OBJECTIVES:
(a) From the patch cover letter below, extract the passage that runs from "A pair of functions" up to and including "use of ZERO_PAGE().", copying it verbatim.
(b) Render this sentence from the patch cover letter below in German: "A pair of functions are provided to wrap the testing of a page or folio to see if it is a zero page."

Hi Christoph, David,
Since Christoph asked nicely[1] ;-), here are three patches that go on top
of the similar patches for bio structs now in the block tree that make the
old block direct-IO code use iov_iter_extract_pages() and page pinning.
There are three patches:
(1) Make page pinning not add or remove a pin to/from a ZERO_PAGE, thereby
allowing the dio code to insert zero pages in the middle of dealing
with pinned pages.
A pair of functions are provided to wrap the testing of a page or
folio to see if it is a zero page.
(2) Provide a function to allow an additional pin to be taken on a page we
already have pinned (and do nothing for a zero page).
(3) Switch direct-io.c over to using page pinning and to use
iov_iter_extract_pages() so that pages from non-user-backed iterators
aren't pinned.
I've pushed the patches here also:
https://git.kernel.org/pub/scm/linux/kernel/git/dhowells/linux-fs.git/log/?h=iov-old-dio
David
Changes
=======
ver #2)
- Fix use of ZERO_PAGE().
- Add wrappers for testing if a page is a zero page.
- Return the zero page obtained, not ZERO_PAGE(0) unconditionally.
- Need to set BIO_PAGE_PINNED conditionally, and not BIO_PAGE_REFFED.
Link: https://lore.kernel.org/r/ZGxfrOLZ4aN9/[email protected]/ [1]
Link: https://lore.kernel.org/r/[email protected]/ # v1
David Howells (3):
mm: Don't pin ZERO_PAGE in pin_user_pages()
mm: Provide a function to get an additional pin on a page
block: Use iov_iter_extract_pages() and page pinning in direct-io.c
fs/direct-io.c | 72 ++++++++++++++++++++++++-----------------
include/linux/mm.h | 1 +
include/linux/pgtable.h | 10 ++++++
mm/gup.c | 54 ++++++++++++++++++++++++++++++-
4 files changed, 107 insertions(+), 30 deletions(-)
Provide a function to get an additional pin on a page that we already have
a pin on. This will be used in fs/direct-io.c when dispatching multiple
bios to a page we've extracted from a user-backed iter rather than redoing
the extraction.
Signed-off-by: David Howells <[email protected]>
cc: Christoph Hellwig <[email protected]>
cc: David Hildenbrand <[email protected]>
cc: Andrew Morton <[email protected]>
cc: Jens Axboe <[email protected]>
cc: Al Viro <[email protected]>
cc: Matthew Wilcox <[email protected]>
cc: Jan Kara <[email protected]>
cc: Jeff Layton <[email protected]>
cc: Jason Gunthorpe <[email protected]>
cc: Logan Gunthorpe <[email protected]>
cc: Hillf Danton <[email protected]>
cc: Christian Brauner <[email protected]>
cc: Linus Torvalds <[email protected]>
cc: [email protected]
cc: [email protected]
cc: [email protected]
cc: [email protected]
---
include/linux/mm.h | 1 +
mm/gup.c | 29 +++++++++++++++++++++++++++++
2 files changed, 30 insertions(+)

DATASET RECORDS:
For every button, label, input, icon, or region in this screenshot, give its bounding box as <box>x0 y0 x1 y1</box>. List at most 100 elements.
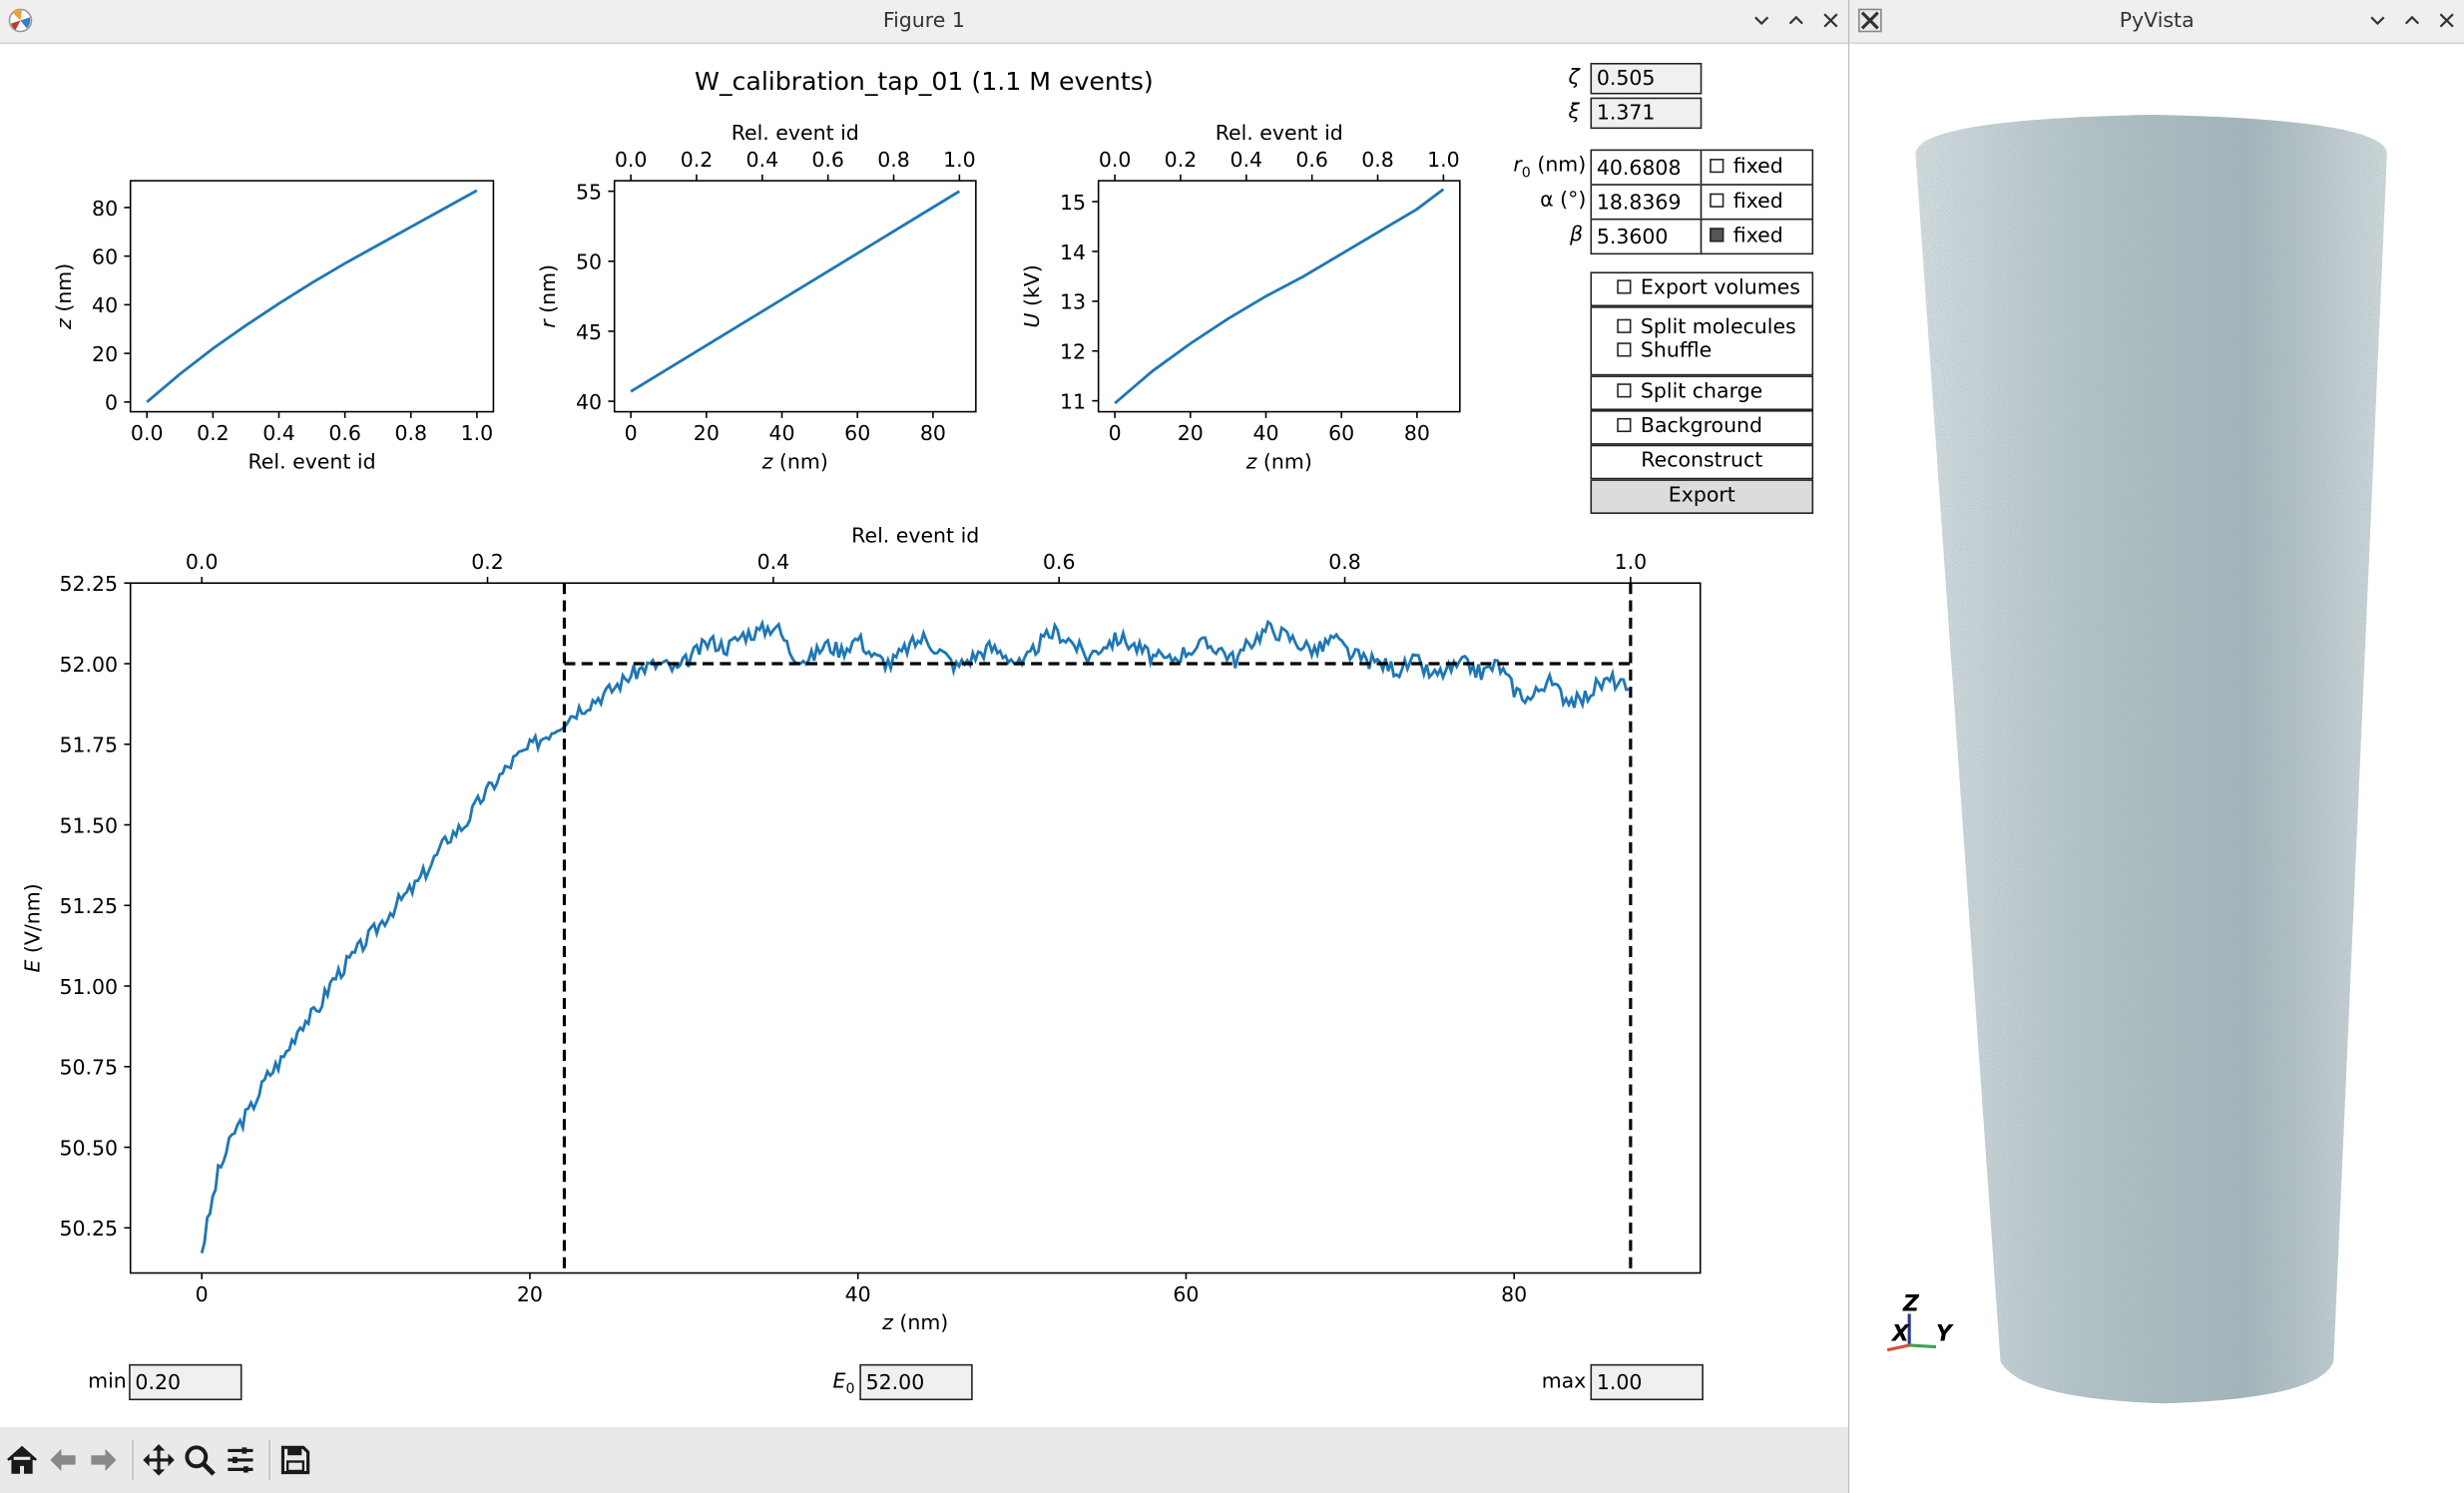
figure-titlebar[interactable]: Figure 1 <box>0 0 1848 45</box>
configure-button[interactable] <box>222 1441 259 1479</box>
x-tick-label: 0.8 <box>394 421 427 445</box>
xi-label: ξ <box>1568 100 1580 125</box>
point-cloud-grain <box>1915 114 2387 1404</box>
checkbox-icon <box>1617 318 1632 333</box>
close-icon <box>2439 13 2454 28</box>
figure-canvas[interactable]: W_calibration_tap_01 (1.1 M events) 0.0 0… <box>0 44 1848 1427</box>
y-tick-label: 40 <box>92 293 118 317</box>
checkbox-icon <box>1617 342 1632 357</box>
y-tick-label: 50.75 <box>59 1056 118 1080</box>
x-tick-label: 0.6 <box>328 421 361 445</box>
pyvista-render-view[interactable]: Z X Y <box>1849 44 2464 1493</box>
x-tick-label: 20 <box>694 421 720 445</box>
x-tick-label: 0.0 <box>131 421 164 445</box>
figure-suptitle: W_calibration_tap_01 (1.1 M events) <box>695 67 1154 96</box>
minimize-button[interactable] <box>2363 8 2391 33</box>
figure-plots[interactable]: W_calibration_tap_01 (1.1 M events) 0.0 0… <box>0 44 1848 1427</box>
forward-icon <box>91 1448 117 1471</box>
pyvista-titlebar[interactable]: PyVista <box>1849 0 2464 45</box>
data-series-line <box>630 190 961 393</box>
chart-z-vs-event[interactable]: 0.0 0.2 0.4 0.6 0.8 1.0 0 20 40 60 80 Rel. event id… <box>52 180 495 473</box>
beta-field[interactable]: 5.3600 <box>1590 218 1703 255</box>
zeta-field[interactable]: 0.505 <box>1590 62 1703 95</box>
plot-frame <box>1097 180 1461 413</box>
beta-fixed-checkbox[interactable]: fixed <box>1700 218 1814 255</box>
top-x-tick-label: 0.0 <box>1099 148 1132 172</box>
data-series-line <box>1114 188 1445 405</box>
chart-u-vs-z[interactable]: 0 20 40 60 80 11 12 13 14 15 0.0 0.2 0.4 0.6 0.8 1.0 Rel… <box>1020 121 1461 473</box>
x-tick-label: 60 <box>1328 421 1354 445</box>
max-label: max <box>1541 1370 1587 1394</box>
y-axis-label: r (nm) <box>536 264 560 328</box>
close-button[interactable] <box>2433 8 2461 33</box>
x-tick-label: 60 <box>1173 1282 1199 1306</box>
r0-fixed-checkbox[interactable]: fixed <box>1700 149 1814 186</box>
top-x-tick-label: 0.2 <box>681 148 714 172</box>
y-tick-label: 51.75 <box>59 734 118 757</box>
chevron-up-icon <box>2404 15 2420 25</box>
top-x-tick-label: 0.6 <box>1295 148 1328 172</box>
x-tick-label: 80 <box>1404 421 1430 445</box>
top-x-tick-label: 0.4 <box>746 148 779 172</box>
y-tick-label: 80 <box>92 197 118 221</box>
axis-x-label: X <box>1890 1321 1910 1346</box>
save-button[interactable] <box>276 1441 314 1479</box>
x-tick-label: 40 <box>768 421 794 445</box>
chevron-down-icon <box>2370 16 2385 26</box>
y-tick-label: 50.50 <box>59 1136 118 1160</box>
alpha-fixed-checkbox[interactable]: fixed <box>1700 184 1814 221</box>
x-tick-label: 20 <box>1178 421 1204 445</box>
alpha-label: α (°) <box>1540 188 1587 213</box>
export-volumes-checkbox[interactable]: Export volumes <box>1590 271 1814 307</box>
y-tick-label: 13 <box>1060 290 1086 314</box>
minimize-button[interactable] <box>1747 8 1775 33</box>
y-tick-label: 50 <box>576 250 602 274</box>
back-icon <box>50 1448 76 1471</box>
x-tick-label: 60 <box>844 421 870 445</box>
chart-e-vs-z[interactable]: 0 20 40 60 80 50.25 50.50 50.75 51.00 51.25 51.50 5… <box>20 523 1702 1334</box>
export-button[interactable]: Export <box>1590 479 1814 514</box>
top-x-tick-label: 0.8 <box>1361 148 1394 172</box>
y-tick-label: 51.50 <box>59 813 118 837</box>
min-field[interactable]: 0.20 <box>129 1363 243 1401</box>
y-tick-label: 14 <box>1060 241 1086 264</box>
chevron-down-icon <box>1754 16 1769 26</box>
background-checkbox[interactable]: Background <box>1590 410 1814 445</box>
x-axis-label: z (nm) <box>881 1310 948 1334</box>
top-x-axis-label: Rel. event id <box>851 523 979 547</box>
save-icon <box>280 1445 310 1475</box>
top-x-tick-label: 1.0 <box>1615 550 1648 574</box>
top-x-tick-label: 0.8 <box>1328 550 1361 574</box>
e0-field[interactable]: 52.00 <box>859 1363 973 1401</box>
top-x-tick-label: 0.0 <box>615 148 648 172</box>
data-series-line <box>146 189 478 403</box>
back-button[interactable] <box>44 1441 82 1479</box>
shuffle-checkbox[interactable]: Shuffle <box>1617 339 1811 363</box>
close-button[interactable] <box>1816 8 1844 33</box>
y-axis-label: E (V/nm) <box>20 883 44 972</box>
figure-window-title: Figure 1 <box>882 9 965 34</box>
split-charge-checkbox[interactable]: Split charge <box>1590 375 1814 411</box>
forward-button[interactable] <box>85 1441 123 1479</box>
x-tick-label: 80 <box>1501 1282 1527 1306</box>
maximize-button[interactable] <box>1782 8 1810 33</box>
x-tick-label: 0 <box>196 1282 209 1306</box>
configure-icon <box>228 1447 253 1473</box>
r0-field[interactable]: 40.6808 <box>1590 149 1703 186</box>
max-field[interactable]: 1.00 <box>1590 1363 1704 1401</box>
y-tick-label: 52.25 <box>59 572 118 596</box>
beta-label: β <box>1570 223 1584 248</box>
maximize-button[interactable] <box>2398 8 2426 33</box>
alpha-field[interactable]: 18.8369 <box>1590 184 1703 221</box>
data-series-line <box>200 618 1630 1253</box>
point-cloud-view[interactable]: Z X Y <box>1849 44 2464 1493</box>
chart-r-vs-z[interactable]: 0 20 40 60 80 40 45 50 55 0.0 0.2 0.4 0.6 0.8 1.0 Rel. … <box>536 121 977 473</box>
reconstruct-button[interactable]: Reconstruct <box>1590 444 1814 480</box>
toolbar-separator <box>268 1439 270 1481</box>
split-molecules-checkbox[interactable]: Split molecules <box>1617 316 1811 340</box>
zoom-button[interactable] <box>181 1441 219 1479</box>
pan-button[interactable] <box>140 1441 178 1479</box>
home-button[interactable] <box>3 1441 41 1479</box>
close-icon <box>1823 13 1838 28</box>
xi-field[interactable]: 1.371 <box>1590 97 1703 130</box>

EXERCISE RESULTS:
(a)
A pair of functions are provided to wrap the testing of a page or
folio to see if it is a zero page.
(2) Provide a function to allow an additional pin to be taken on a page we
already have pinned (and do nothing for a zero page).
(3) Switch direct-io.c over to using page pinning and to use
iov_iter_extract_pages() so that pages from non-user-backed iterators
aren't pinned.
I've pushed the patches here also:
https://git.kernel.org/pub/scm/linux/kernel/git/dhowells/linux-fs.git/log/?h=iov-old-dio
David
Changes
=======
ver #2)
- Fix use of ZERO_PAGE().

(b) Es wird ein Paar von Funktionen bereitgestellt, die die Prüfung kapseln, ob eine Seite oder ein Folio eine Nullseite ist.